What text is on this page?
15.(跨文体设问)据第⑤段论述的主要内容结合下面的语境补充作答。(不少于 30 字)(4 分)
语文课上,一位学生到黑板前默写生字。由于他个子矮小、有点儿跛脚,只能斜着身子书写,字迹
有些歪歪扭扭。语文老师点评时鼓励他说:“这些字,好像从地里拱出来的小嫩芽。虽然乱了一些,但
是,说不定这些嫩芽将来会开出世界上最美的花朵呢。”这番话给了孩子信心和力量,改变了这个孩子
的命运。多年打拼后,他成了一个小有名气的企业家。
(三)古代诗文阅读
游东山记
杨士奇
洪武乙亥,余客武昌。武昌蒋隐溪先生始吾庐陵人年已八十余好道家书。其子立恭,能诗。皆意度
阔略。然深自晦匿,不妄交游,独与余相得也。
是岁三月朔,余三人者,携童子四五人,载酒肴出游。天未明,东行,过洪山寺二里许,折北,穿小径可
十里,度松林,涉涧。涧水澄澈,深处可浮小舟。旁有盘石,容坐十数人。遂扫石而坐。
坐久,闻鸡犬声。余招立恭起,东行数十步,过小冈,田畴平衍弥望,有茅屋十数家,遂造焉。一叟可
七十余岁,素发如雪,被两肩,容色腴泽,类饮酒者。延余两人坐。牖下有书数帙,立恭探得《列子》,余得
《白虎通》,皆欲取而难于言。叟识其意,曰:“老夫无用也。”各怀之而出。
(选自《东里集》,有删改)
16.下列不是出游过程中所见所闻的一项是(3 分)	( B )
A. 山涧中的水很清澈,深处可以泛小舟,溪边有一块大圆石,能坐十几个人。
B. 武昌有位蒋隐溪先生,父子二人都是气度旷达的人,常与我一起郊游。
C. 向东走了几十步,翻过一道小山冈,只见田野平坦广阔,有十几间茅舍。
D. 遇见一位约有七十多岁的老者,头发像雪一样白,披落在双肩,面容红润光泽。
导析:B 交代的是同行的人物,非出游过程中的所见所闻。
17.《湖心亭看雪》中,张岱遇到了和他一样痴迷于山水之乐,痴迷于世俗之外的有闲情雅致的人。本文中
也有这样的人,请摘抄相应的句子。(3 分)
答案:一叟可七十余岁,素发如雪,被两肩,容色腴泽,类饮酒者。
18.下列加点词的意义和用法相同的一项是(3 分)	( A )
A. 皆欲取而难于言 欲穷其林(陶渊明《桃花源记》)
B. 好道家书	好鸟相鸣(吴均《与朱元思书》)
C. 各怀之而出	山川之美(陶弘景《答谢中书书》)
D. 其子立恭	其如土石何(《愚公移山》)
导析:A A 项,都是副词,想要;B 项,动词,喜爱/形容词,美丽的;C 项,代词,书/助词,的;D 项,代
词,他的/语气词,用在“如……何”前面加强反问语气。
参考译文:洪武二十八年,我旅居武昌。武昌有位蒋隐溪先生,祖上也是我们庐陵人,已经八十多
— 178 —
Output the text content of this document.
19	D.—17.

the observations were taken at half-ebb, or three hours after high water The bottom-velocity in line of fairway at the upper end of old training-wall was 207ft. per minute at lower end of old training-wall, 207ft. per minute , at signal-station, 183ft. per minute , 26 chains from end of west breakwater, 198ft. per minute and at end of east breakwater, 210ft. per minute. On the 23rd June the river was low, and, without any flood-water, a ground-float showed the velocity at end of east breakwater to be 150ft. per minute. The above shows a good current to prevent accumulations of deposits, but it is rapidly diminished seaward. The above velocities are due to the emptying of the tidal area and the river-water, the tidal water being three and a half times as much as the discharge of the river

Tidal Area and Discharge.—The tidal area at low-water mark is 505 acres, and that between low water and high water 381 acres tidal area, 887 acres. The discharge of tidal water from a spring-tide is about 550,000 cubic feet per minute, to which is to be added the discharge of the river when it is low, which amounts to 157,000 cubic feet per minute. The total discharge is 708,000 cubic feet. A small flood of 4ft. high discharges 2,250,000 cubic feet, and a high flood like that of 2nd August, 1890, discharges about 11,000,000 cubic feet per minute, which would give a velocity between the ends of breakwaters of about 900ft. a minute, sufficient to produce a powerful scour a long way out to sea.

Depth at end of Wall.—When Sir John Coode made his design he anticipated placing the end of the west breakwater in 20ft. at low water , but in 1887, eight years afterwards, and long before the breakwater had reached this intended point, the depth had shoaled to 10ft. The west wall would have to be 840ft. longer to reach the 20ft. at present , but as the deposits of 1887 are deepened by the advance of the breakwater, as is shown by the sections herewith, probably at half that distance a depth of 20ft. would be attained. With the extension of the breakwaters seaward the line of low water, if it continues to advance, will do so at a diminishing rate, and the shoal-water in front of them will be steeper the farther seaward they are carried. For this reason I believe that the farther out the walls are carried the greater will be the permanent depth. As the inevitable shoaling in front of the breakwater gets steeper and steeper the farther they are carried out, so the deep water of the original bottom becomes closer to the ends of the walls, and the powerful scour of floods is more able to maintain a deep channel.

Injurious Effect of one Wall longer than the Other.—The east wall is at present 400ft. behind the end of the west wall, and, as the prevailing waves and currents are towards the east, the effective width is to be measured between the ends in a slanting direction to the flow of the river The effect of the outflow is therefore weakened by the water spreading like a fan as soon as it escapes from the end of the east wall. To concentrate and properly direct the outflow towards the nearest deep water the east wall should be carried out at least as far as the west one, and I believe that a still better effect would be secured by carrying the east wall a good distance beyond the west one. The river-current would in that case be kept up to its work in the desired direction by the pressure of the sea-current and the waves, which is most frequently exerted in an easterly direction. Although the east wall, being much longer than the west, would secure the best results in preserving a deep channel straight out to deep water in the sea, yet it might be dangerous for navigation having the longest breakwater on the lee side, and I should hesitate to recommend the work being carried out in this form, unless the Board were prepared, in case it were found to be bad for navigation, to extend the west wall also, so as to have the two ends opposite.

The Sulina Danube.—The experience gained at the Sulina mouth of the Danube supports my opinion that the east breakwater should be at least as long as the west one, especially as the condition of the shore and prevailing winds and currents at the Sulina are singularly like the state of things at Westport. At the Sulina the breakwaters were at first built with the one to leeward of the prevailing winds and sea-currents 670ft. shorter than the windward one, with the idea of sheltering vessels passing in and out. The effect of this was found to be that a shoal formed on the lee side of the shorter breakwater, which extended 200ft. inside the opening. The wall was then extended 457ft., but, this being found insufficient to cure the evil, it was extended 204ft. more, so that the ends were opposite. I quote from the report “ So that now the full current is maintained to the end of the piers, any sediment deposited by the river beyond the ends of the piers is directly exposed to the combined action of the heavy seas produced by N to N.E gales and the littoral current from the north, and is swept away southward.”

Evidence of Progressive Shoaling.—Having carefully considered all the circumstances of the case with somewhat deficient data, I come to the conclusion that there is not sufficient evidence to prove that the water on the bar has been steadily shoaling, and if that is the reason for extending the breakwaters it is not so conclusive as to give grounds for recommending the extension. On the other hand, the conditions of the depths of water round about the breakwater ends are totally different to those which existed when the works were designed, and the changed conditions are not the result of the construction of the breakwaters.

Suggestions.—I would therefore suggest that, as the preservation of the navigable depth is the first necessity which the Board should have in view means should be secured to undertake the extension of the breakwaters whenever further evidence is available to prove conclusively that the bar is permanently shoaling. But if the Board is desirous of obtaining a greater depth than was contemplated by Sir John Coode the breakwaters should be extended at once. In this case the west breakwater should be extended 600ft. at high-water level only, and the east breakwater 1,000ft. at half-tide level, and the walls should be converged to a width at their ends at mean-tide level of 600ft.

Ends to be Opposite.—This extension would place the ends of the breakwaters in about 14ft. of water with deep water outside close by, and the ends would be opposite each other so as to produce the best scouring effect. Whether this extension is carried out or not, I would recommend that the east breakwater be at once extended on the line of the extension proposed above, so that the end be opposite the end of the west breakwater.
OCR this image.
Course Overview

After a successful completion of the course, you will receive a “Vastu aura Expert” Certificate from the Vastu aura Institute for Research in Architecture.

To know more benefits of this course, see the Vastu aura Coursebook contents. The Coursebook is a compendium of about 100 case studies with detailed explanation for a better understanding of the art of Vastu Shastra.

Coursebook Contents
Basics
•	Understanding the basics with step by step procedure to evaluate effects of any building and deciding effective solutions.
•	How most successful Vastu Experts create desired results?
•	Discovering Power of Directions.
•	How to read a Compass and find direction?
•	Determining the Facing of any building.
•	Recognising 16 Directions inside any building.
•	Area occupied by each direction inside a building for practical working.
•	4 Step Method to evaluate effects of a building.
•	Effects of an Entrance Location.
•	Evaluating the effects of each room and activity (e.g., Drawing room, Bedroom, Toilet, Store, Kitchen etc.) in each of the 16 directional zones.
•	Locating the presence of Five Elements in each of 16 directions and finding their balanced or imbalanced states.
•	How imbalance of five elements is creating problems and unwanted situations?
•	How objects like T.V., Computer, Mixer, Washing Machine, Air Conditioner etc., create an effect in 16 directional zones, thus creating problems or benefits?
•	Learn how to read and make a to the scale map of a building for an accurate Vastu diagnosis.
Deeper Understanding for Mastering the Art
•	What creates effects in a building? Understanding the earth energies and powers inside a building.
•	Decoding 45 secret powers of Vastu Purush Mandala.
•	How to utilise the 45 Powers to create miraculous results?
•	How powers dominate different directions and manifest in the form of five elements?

++++

How many of the lines above include the string "problems"? Answer with the number only.

Exercise response »
2